_SEITE_:
Jörg Reinnarth, Chef der Cintellic Consulting Group, über dumme Algorithmen, kluge Kommunikation und die Grenzen des Textminings bei meckernden Kunden.
Herr Reinnarth, meckernde Kunden zu besänftigen ist eine Königsdisziplin: Wie sollten Händler idealerweise mit Kundenbeschwerden umgehen?
Beschwerdemanagement ist ein menschliches und damit emotionales Thema und findet klassischerweise über Service- oder Verkaufsmitarbeiter statt. Dementsprechend hoch sind die Personalkosten. Kundenbeschwerden, die per Mail, Website oder Soziale Medien hereinkommen, muss und kann ein Händler nicht mehr über Menschen abwickeln, um im ersten Schritt schnell, effizient und im Idealfall beim ersten Kontakt problemlösend zu reagieren.

Wie kann dabei künstliche Intelligenz heute schon helfen?
Um der Beschwerde-Kommunikation Herr zu werden, muss man sich der Technologie bedienen, denn Menschen allein sind da überfordert. Künstliche Intelligenz, Textmining und damit entwickelte Algorithmen können dafür sorgen, dass große Mengen an Informationen automatisiert interpretiert und sortiert werden. Textmining bedeutet im wortwörtlichen Sinn ja auch, dass man der Bedeutung der Texte auf den Grund geht.
So findet ein Händler heraus, was der Kunde ihm sagen will oder aber er sieht, dass viele Kunden das gleiche Problem haben und es offenbar ein großes Thema ist, auf das er schnell und umfassend reagieren muss. Solche Themen kann der einzelne Callcenter-Mitarbeiter im Kundenservice gar nicht erkennen und einordnen. Mit Hilfe von Textmining kann der Händler sie aber zuverlässig identifizieren.
Also ist die Maschine klüger als der Mensch und kann ihn ersetzen?
Auch wenn im Prinzip fast alles automatisch geht, ist der Mensch an dieser Stelle weniger denn je ersetzbar. Denn der Algorithmus leistet nur, was man ihm beigebracht hat: Er macht Vorschläge, wie man die Texte einordnen und klassifizieren kann, und er gibt an, wie sicher er sich bei der Zuordnung ist. Auf diese Weise können sich die Berater auf diejenigen Fälle konzentrieren, die kritisch oder kompliziert sind.

_AUFGABENSTELLUNG_:
a - Nenne alle Kanäle, über die laut dem Interview Kundenbeschwerden hereinkommen.
b - Entnimm dem Interview wörtlich den Abschnitt von „Um der Beschwerde-Kommunikation“ bis „den Grund geht.“.

_DATENSÄTZE_:
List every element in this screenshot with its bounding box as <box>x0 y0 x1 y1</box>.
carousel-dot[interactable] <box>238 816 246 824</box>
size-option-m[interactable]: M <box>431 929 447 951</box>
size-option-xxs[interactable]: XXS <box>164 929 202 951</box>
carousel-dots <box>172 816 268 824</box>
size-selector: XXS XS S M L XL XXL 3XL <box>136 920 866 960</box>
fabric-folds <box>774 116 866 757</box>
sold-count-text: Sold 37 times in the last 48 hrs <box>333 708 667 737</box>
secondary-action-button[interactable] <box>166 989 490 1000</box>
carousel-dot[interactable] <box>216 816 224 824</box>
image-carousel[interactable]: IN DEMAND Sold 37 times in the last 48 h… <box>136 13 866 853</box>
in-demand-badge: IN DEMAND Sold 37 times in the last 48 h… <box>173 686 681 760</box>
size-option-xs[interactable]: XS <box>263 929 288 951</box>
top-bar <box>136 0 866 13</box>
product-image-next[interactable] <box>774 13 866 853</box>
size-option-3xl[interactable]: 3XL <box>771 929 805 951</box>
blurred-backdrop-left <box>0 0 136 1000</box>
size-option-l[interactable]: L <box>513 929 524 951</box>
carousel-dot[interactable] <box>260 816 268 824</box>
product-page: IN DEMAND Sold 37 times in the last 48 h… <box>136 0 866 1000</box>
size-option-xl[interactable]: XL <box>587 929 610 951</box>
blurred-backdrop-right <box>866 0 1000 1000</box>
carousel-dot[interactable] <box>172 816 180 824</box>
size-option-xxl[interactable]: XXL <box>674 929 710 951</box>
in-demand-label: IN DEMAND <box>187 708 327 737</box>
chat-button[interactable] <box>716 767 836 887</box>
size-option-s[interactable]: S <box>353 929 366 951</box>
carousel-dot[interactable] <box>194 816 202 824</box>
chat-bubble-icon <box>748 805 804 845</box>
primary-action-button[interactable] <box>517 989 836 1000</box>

_LÖSUNGEN_:
a - Mail, Website, Soziale Medien

b -
Um der Beschwerde-Kommunikation Herr zu werden, muss man sich der Technologie bedienen, denn Menschen allein sind da überfordert. Künstliche Intelligenz, Textmining und damit entwickelte Algorithmen können dafür sorgen, dass große Mengen an Informationen automatisiert interpretiert und sortiert werden. Textmining bedeutet im wortwörtlichen Sinn ja auch, dass man der Bedeutung der Texte auf den Grund geht.